• **EXERCISE INPUT**
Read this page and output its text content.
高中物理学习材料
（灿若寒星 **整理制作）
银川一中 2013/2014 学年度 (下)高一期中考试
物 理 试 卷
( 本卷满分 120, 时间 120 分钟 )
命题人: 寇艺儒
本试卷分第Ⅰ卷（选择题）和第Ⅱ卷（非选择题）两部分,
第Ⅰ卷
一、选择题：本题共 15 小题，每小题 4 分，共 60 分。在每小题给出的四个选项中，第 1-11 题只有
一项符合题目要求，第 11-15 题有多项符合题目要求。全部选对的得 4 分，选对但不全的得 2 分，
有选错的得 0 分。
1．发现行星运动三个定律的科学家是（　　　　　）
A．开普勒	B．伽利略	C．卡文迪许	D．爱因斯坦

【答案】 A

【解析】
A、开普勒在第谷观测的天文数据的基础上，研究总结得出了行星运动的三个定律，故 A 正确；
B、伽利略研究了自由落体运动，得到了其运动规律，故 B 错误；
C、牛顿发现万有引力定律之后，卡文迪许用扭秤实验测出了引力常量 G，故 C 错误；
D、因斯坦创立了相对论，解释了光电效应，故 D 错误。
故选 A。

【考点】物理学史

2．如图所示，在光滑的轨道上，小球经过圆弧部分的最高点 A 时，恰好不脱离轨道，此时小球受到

• **INSTRUCTIONS FOR THE TASK**
Each line of the material should be duplicated exactly, please.

• **TASK ANSWER**
Read this page and output its text content.
高中物理学习材料
（灿若寒星 **整理制作）
银川一中 2013/2014 学年度 (下)高一期中考试
物 理 试 卷
( 本卷满分 120, 时间 120 分钟 )
命题人: 寇艺儒
本试卷分第Ⅰ卷（选择题）和第Ⅱ卷（非选择题）两部分,
第Ⅰ卷
一、选择题：本题共 15 小题，每小题 4 分，共 60 分。在每小题给出的四个选项中，第 1-11 题只有
一项符合题目要求，第 11-15 题有多项符合题目要求。全部选对的得 4 分，选对但不全的得 2 分，
有选错的得 0 分。
1．发现行星运动三个定律的科学家是（　　　　　）
A．开普勒	B．伽利略	C．卡文迪许	D．爱因斯坦

【答案】 A

【解析】
A、开普勒在第谷观测的天文数据的基础上，研究总结得出了行星运动的三个定律，故 A 正确；
B、伽利略研究了自由落体运动，得到了其运动规律，故 B 错误；
C、牛顿发现万有引力定律之后，卡文迪许用扭秤实验测出了引力常量 G，故 C 错误；
D、因斯坦创立了相对论，解释了光电效应，故 D 错误。
故选 A。

【考点】物理学史

2．如图所示，在光滑的轨道上，小球经过圆弧部分的最高点 A 时，恰好不脱离轨道，此时小球受到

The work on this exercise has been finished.